(Task directions): Below is a set of records; restate each one word for word.

(Listing):
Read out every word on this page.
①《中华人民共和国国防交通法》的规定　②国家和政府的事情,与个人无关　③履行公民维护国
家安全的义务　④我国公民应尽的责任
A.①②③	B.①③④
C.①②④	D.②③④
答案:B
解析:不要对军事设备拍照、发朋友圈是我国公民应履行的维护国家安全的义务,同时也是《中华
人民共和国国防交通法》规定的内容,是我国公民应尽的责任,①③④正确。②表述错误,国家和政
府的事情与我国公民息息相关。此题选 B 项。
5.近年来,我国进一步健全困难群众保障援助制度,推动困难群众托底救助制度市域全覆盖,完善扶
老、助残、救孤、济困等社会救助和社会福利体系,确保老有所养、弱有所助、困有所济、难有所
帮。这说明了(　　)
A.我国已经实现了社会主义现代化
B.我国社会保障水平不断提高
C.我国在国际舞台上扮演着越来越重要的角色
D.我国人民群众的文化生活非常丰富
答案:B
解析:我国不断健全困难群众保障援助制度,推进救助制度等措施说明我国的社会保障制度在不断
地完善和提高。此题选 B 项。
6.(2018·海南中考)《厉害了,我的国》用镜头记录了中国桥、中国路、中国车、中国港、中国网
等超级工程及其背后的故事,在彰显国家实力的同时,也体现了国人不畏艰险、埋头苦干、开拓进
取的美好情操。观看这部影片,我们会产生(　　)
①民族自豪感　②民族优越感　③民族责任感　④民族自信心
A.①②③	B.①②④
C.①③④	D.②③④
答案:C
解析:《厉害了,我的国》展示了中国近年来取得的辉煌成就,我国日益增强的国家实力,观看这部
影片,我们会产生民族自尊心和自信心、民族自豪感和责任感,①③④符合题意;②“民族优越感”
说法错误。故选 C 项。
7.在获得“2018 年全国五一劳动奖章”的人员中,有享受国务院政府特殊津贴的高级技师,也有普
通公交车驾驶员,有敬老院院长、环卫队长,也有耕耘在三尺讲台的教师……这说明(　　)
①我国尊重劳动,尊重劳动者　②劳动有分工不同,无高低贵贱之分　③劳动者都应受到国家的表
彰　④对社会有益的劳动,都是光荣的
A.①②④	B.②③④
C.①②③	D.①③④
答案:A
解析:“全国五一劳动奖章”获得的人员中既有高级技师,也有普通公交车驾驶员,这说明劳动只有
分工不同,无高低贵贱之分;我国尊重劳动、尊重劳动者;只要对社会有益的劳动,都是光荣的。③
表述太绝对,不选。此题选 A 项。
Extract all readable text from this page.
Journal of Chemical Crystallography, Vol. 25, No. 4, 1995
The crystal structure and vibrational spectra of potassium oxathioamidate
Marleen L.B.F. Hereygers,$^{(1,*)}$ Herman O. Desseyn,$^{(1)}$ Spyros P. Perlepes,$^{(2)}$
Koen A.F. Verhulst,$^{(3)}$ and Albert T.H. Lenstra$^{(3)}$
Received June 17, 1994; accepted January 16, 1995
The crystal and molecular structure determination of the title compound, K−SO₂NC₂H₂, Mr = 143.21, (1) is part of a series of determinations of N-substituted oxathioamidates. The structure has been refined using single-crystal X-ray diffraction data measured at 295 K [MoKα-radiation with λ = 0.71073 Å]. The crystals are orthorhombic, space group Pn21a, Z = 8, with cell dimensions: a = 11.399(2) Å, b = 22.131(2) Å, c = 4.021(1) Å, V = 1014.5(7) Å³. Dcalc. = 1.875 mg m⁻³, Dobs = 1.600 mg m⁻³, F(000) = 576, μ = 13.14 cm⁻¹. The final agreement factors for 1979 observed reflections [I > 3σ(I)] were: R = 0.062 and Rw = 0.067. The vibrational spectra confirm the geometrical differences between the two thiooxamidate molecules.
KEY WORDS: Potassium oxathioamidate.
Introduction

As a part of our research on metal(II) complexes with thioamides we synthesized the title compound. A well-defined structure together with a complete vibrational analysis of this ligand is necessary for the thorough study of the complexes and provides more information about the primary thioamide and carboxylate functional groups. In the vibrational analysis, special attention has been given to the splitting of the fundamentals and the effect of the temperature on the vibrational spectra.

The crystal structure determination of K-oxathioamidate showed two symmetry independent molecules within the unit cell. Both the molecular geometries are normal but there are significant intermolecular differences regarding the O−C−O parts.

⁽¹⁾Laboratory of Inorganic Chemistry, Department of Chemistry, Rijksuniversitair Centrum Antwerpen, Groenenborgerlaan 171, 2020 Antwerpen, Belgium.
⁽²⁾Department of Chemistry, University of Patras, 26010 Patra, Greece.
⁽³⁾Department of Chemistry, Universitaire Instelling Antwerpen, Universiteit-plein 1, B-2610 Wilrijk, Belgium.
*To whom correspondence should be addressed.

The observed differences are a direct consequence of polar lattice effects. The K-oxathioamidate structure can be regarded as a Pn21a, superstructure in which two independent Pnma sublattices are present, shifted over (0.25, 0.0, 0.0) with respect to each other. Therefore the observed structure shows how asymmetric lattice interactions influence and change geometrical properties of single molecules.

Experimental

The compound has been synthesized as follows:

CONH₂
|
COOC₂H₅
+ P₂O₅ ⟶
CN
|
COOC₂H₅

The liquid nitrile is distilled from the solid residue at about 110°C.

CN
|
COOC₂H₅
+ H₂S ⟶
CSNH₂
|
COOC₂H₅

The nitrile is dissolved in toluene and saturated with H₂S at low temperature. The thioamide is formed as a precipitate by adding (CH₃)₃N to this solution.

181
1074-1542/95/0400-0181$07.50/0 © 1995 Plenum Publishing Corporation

(Finished answer):
Read out every word on this page.
①《中华人民共和国国防交通法》的规定　②国家和政府的事情,与个人无关　③履行公民维护国
家安全的义务　④我国公民应尽的责任
A.①②③	B.①③④
C.①②④	D.②③④
答案:B
解析:不要对军事设备拍照、发朋友圈是我国公民应履行的维护国家安全的义务,同时也是《中华
人民共和国国防交通法》规定的内容,是我国公民应尽的责任,①③④正确。②表述错误,国家和政
府的事情与我国公民息息相关。此题选 B 项。
5.近年来,我国进一步健全困难群众保障援助制度,推动困难群众托底救助制度市域全覆盖,完善扶
老、助残、救孤、济困等社会救助和社会福利体系,确保老有所养、弱有所助、困有所济、难有所
帮。这说明了(　　)
A.我国已经实现了社会主义现代化
B.我国社会保障水平不断提高
C.我国在国际舞台上扮演着越来越重要的角色
D.我国人民群众的文化生活非常丰富
答案:B
解析:我国不断健全困难群众保障援助制度,推进救助制度等措施说明我国的社会保障制度在不断
地完善和提高。此题选 B 项。
6.(2018·海南中考)《厉害了,我的国》用镜头记录了中国桥、中国路、中国车、中国港、中国网
等超级工程及其背后的故事,在彰显国家实力的同时,也体现了国人不畏艰险、埋头苦干、开拓进
取的美好情操。观看这部影片,我们会产生(　　)
①民族自豪感　②民族优越感　③民族责任感　④民族自信心
A.①②③	B.①②④
C.①③④	D.②③④
答案:C
解析:《厉害了,我的国》展示了中国近年来取得的辉煌成就,我国日益增强的国家实力,观看这部
影片,我们会产生民族自尊心和自信心、民族自豪感和责任感,①③④符合题意;②“民族优越感”
说法错误。故选 C 项。
7.在获得“2018 年全国五一劳动奖章”的人员中,有享受国务院政府特殊津贴的高级技师,也有普
通公交车驾驶员,有敬老院院长、环卫队长,也有耕耘在三尺讲台的教师……这说明(　　)
①我国尊重劳动,尊重劳动者　②劳动有分工不同,无高低贵贱之分　③劳动者都应受到国家的表
彰　④对社会有益的劳动,都是光荣的
A.①②④	B.②③④
C.①②③	D.①③④
答案:A
解析:“全国五一劳动奖章”获得的人员中既有高级技师,也有普通公交车驾驶员,这说明劳动只有
分工不同,无高低贵贱之分;我国尊重劳动、尊重劳动者;只要对社会有益的劳动,都是光荣的。③
表述太绝对,不选。此题选 A 项。
Extract all readable text from this page.
Journal of Chemical Crystallography, Vol. 25, No. 4, 1995
The crystal structure and vibrational spectra of potassium oxathioamidate
Marleen L.B.F. Hereygers,$^{(1,*)}$ Herman O. Desseyn,$^{(1)}$ Spyros P. Perlepes,$^{(2)}$
Koen A.F. Verhulst,$^{(3)}$ and Albert T.H. Lenstra$^{(3)}$
Received June 17, 1994; accepted January 16, 1995
The crystal and molecular structure determination of the title compound, K−SO₂NC₂H₂, Mr = 143.21, (1) is part of a series of determinations of N-substituted oxathioamidates. The structure has been refined using single-crystal X-ray diffraction data measured at 295 K [MoKα-radiation with λ = 0.71073 Å]. The crystals are orthorhombic, space group Pn21a, Z = 8, with cell dimensions: a = 11.399(2) Å, b = 22.131(2) Å, c = 4.021(1) Å, V = 1014.5(7) Å³. Dcalc. = 1.875 mg m⁻³, Dobs = 1.600 mg m⁻³, F(000) = 576, μ = 13.14 cm⁻¹. The final agreement factors for 1979 observed reflections [I > 3σ(I)] were: R = 0.062 and Rw = 0.067. The vibrational spectra confirm the geometrical differences between the two thiooxamidate molecules.
KEY WORDS: Potassium oxathioamidate.
Introduction

As a part of our research on metal(II) complexes with thioamides we synthesized the title compound. A well-defined structure together with a complete vibrational analysis of this ligand is necessary for the thorough study of the complexes and provides more information about the primary thioamide and carboxylate functional groups. In the vibrational analysis, special attention has been given to the splitting of the fundamentals and the effect of the temperature on the vibrational spectra.

The crystal structure determination of K-oxathioamidate showed two symmetry independent molecules within the unit cell. Both the molecular geometries are normal but there are significant intermolecular differences regarding the O−C−O parts.

⁽¹⁾Laboratory of Inorganic Chemistry, Department of Chemistry, Rijksuniversitair Centrum Antwerpen, Groenenborgerlaan 171, 2020 Antwerpen, Belgium.
⁽²⁾Department of Chemistry, University of Patras, 26010 Patra, Greece.
⁽³⁾Department of Chemistry, Universitaire Instelling Antwerpen, Universiteit-plein 1, B-2610 Wilrijk, Belgium.
*To whom correspondence should be addressed.

The observed differences are a direct consequence of polar lattice effects. The K-oxathioamidate structure can be regarded as a Pn21a, superstructure in which two independent Pnma sublattices are present, shifted over (0.25, 0.0, 0.0) with respect to each other. Therefore the observed structure shows how asymmetric lattice interactions influence and change geometrical properties of single molecules.

Experimental

The compound has been synthesized as follows:

CONH₂
|
COOC₂H₅
+ P₂O₅ ⟶
CN
|
COOC₂H₅

The liquid nitrile is distilled from the solid residue at about 110°C.

CN
|
COOC₂H₅
+ H₂S ⟶
CSNH₂
|
COOC₂H₅

The nitrile is dissolved in toluene and saturated with H₂S at low temperature. The thioamide is formed as a precipitate by adding (CH₃)₃N to this solution.

181
1074-1542/95/0400-0181$07.50/0 © 1995 Plenum Publishing Corporation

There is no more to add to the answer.